▸ PROBLEM: Each line below should be quoted exactly, please.

--

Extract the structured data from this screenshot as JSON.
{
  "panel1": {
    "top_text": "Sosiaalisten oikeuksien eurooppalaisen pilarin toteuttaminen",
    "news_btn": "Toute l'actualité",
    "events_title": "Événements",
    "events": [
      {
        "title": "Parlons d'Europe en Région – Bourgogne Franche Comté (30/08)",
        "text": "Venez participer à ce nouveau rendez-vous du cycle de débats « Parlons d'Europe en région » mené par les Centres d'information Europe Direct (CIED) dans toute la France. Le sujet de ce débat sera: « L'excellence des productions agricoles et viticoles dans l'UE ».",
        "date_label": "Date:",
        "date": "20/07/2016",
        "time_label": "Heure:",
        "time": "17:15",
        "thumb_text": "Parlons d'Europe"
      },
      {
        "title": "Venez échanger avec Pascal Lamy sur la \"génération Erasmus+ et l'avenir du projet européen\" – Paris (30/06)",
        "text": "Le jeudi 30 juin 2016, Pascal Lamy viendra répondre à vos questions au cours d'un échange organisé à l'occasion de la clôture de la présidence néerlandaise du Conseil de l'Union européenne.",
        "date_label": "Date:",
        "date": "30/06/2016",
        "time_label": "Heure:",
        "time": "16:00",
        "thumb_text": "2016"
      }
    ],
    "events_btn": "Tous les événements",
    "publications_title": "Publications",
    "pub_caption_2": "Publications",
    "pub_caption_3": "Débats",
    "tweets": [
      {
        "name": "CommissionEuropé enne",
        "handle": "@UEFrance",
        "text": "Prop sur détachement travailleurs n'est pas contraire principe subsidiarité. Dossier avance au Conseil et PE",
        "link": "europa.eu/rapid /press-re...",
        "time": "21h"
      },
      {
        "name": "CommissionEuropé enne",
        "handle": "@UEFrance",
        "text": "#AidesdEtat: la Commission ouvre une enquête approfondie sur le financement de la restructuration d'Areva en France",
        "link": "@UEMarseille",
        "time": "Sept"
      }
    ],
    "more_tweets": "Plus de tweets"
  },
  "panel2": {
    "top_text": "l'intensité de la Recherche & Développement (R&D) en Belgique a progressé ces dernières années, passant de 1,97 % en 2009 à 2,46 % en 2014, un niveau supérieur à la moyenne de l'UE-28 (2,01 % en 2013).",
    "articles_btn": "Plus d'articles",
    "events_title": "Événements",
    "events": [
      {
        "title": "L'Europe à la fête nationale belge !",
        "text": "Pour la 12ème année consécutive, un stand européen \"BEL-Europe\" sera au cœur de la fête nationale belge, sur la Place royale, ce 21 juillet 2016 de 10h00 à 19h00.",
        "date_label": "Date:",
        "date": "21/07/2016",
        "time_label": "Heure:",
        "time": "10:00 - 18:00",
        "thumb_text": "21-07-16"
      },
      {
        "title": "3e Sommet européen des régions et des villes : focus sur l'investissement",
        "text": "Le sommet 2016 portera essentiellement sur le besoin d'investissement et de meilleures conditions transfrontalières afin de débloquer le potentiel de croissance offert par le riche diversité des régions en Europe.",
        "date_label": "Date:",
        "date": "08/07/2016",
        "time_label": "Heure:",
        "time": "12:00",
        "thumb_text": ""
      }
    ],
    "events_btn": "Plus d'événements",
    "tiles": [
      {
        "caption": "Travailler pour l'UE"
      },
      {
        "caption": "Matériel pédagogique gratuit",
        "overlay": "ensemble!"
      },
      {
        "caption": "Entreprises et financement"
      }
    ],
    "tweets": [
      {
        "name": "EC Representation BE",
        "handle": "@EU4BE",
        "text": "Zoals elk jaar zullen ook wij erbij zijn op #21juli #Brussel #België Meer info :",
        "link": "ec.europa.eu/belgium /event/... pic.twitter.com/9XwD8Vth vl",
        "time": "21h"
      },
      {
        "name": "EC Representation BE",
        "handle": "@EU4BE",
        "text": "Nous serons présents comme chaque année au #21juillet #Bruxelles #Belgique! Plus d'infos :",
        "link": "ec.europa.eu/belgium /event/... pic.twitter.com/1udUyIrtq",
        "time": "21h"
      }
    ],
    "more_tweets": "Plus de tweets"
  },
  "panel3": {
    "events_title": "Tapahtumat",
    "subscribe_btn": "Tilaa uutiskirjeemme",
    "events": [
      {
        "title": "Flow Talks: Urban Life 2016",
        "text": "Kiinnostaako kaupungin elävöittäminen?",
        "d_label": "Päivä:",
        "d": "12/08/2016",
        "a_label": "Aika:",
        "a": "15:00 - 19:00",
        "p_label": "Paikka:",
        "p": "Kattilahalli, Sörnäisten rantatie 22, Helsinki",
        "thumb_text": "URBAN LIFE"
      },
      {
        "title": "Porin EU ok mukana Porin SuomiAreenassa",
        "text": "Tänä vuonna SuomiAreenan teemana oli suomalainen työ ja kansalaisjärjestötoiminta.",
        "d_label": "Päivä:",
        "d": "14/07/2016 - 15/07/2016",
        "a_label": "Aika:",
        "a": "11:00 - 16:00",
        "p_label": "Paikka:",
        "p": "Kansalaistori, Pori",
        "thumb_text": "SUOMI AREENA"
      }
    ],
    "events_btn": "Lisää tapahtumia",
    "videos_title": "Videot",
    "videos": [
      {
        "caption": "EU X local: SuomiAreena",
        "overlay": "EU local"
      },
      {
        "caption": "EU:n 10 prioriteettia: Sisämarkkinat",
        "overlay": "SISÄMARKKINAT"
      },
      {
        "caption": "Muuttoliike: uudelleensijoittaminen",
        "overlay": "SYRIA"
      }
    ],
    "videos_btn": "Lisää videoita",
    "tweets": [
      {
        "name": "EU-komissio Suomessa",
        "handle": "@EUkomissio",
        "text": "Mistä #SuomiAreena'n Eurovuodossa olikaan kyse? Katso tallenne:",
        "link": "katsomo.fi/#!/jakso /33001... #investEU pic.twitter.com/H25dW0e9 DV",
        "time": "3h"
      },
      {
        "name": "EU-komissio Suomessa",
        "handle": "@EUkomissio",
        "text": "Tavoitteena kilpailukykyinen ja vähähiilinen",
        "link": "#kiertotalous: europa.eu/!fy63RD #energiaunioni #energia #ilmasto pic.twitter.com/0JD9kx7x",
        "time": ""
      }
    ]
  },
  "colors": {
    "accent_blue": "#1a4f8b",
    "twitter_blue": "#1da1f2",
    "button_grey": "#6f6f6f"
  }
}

--

▸ RESPONSE:
Extract the structured data from this screenshot as JSON.
{
  "panel1": {
    "top_text": "Sosiaalisten oikeuksien eurooppalaisen pilarin toteuttaminen",
    "news_btn": "Toute l'actualité",
    "events_title": "Événements",
    "events": [
      {
        "title": "Parlons d'Europe en Région – Bourgogne Franche Comté (30/08)",
        "text": "Venez participer à ce nouveau rendez-vous du cycle de débats « Parlons d'Europe en région » mené par les Centres d'information Europe Direct (CIED) dans toute la France. Le sujet de ce débat sera: « L'excellence des productions agricoles et viticoles dans l'UE ».",
        "date_label": "Date:",
        "date": "20/07/2016",
        "time_label": "Heure:",
        "time": "17:15",
        "thumb_text": "Parlons d'Europe"
      },
      {
        "title": "Venez échanger avec Pascal Lamy sur la \"génération Erasmus+ et l'avenir du projet européen\" – Paris (30/06)",
        "text": "Le jeudi 30 juin 2016, Pascal Lamy viendra répondre à vos questions au cours d'un échange organisé à l'occasion de la clôture de la présidence néerlandaise du Conseil de l'Union européenne.",
        "date_label": "Date:",
        "date": "30/06/2016",
        "time_label": "Heure:",
        "time": "16:00",
        "thumb_text": "2016"
      }
    ],
    "events_btn": "Tous les événements",
    "publications_title": "Publications",
    "pub_caption_2": "Publications",
    "pub_caption_3": "Débats",
    "tweets": [
      {
        "name": "CommissionEuropé enne",
        "handle": "@UEFrance",
        "text": "Prop sur détachement travailleurs n'est pas contraire principe subsidiarité. Dossier avance au Conseil et PE",
        "link": "europa.eu/rapid /press-re...",
        "time": "21h"
      },
      {
        "name": "CommissionEuropé enne",
        "handle": "@UEFrance",
        "text": "#AidesdEtat: la Commission ouvre une enquête approfondie sur le financement de la restructuration d'Areva en France",
        "link": "@UEMarseille",
        "time": "Sept"
      }
    ],
    "more_tweets": "Plus de tweets"
  },
  "panel2": {
    "top_text": "l'intensité de la Recherche & Développement (R&D) en Belgique a progressé ces dernières années, passant de 1,97 % en 2009 à 2,46 % en 2014, un niveau supérieur à la moyenne de l'UE-28 (2,01 % en 2013).",
    "articles_btn": "Plus d'articles",
    "events_title": "Événements",
    "events": [
      {
        "title": "L'Europe à la fête nationale belge !",
        "text": "Pour la 12ème année consécutive, un stand européen \"BEL-Europe\" sera au cœur de la fête nationale belge, sur la Place royale, ce 21 juillet 2016 de 10h00 à 19h00.",
        "date_label": "Date:",
        "date": "21/07/2016",
        "time_label": "Heure:",
        "time": "10:00 - 18:00",
        "thumb_text": "21-07-16"
      },
      {
        "title": "3e Sommet européen des régions et des villes : focus sur l'investissement",
        "text": "Le sommet 2016 portera essentiellement sur le besoin d'investissement et de meilleures conditions transfrontalières afin de débloquer le potentiel de croissance offert par le riche diversité des régions en Europe.",
        "date_label": "Date:",
        "date": "08/07/2016",
        "time_label": "Heure:",
        "time": "12:00",
        "thumb_text": ""
      }
    ],
    "events_btn": "Plus d'événements",
    "tiles": [
      {
        "caption": "Travailler pour l'UE"
      },
      {
        "caption": "Matériel pédagogique gratuit",
        "overlay": "ensemble!"
      },
      {
        "caption": "Entreprises et financement"
      }
    ],
    "tweets": [
      {
        "name": "EC Representation BE",
        "handle": "@EU4BE",
        "text": "Zoals elk jaar zullen ook wij erbij zijn op #21juli #Brussel #België Meer info :",
        "link": "ec.europa.eu/belgium /event/... pic.twitter.com/9XwD8Vth vl",
        "time": "21h"
      },
      {
        "name": "EC Representation BE",
        "handle": "@EU4BE",
        "text": "Nous serons présents comme chaque année au #21juillet #Bruxelles #Belgique! Plus d'infos :",
        "link": "ec.europa.eu/belgium /event/... pic.twitter.com/1udUyIrtq",
        "time": "21h"
      }
    ],
    "more_tweets": "Plus de tweets"
  },
  "panel3": {
    "events_title": "Tapahtumat",
    "subscribe_btn": "Tilaa uutiskirjeemme",
    "events": [
      {
        "title": "Flow Talks: Urban Life 2016",
        "text": "Kiinnostaako kaupungin elävöittäminen?",
        "d_label": "Päivä:",
        "d": "12/08/2016",
        "a_label": "Aika:",
        "a": "15:00 - 19:00",
        "p_label": "Paikka:",
        "p": "Kattilahalli, Sörnäisten rantatie 22, Helsinki",
        "thumb_text": "URBAN LIFE"
      },
      {
        "title": "Porin EU ok mukana Porin SuomiAreenassa",
        "text": "Tänä vuonna SuomiAreenan teemana oli suomalainen työ ja kansalaisjärjestötoiminta.",
        "d_label": "Päivä:",
        "d": "14/07/2016 - 15/07/2016",
        "a_label": "Aika:",
        "a": "11:00 - 16:00",
        "p_label": "Paikka:",
        "p": "Kansalaistori, Pori",
        "thumb_text": "SUOMI AREENA"
      }
    ],
    "events_btn": "Lisää tapahtumia",
    "videos_title": "Videot",
    "videos": [
      {
        "caption": "EU X local: SuomiAreena",
        "overlay": "EU local"
      },
      {
        "caption": "EU:n 10 prioriteettia: Sisämarkkinat",
        "overlay": "SISÄMARKKINAT"
      },
      {
        "caption": "Muuttoliike: uudelleensijoittaminen",
        "overlay": "SYRIA"
      }
    ],
    "videos_btn": "Lisää videoita",
    "tweets": [
      {
        "name": "EU-komissio Suomessa",
        "handle": "@EUkomissio",
        "text": "Mistä #SuomiAreena'n Eurovuodossa olikaan kyse? Katso tallenne:",
        "link": "katsomo.fi/#!/jakso /33001... #investEU pic.twitter.com/H25dW0e9 DV",
        "time": "3h"
      },
      {
        "name": "EU-komissio Suomessa",
        "handle": "@EUkomissio",
        "text": "Tavoitteena kilpailukykyinen ja vähähiilinen",
        "link": "#kiertotalous: europa.eu/!fy63RD #energiaunioni #energia #ilmasto pic.twitter.com/0JD9kx7x",
        "time": ""
      }
    ]
  },
  "colors": {
    "accent_blue": "#1a4f8b",
    "twitter_blue": "#1da1f2",
    "button_grey": "#6f6f6f"
  }
}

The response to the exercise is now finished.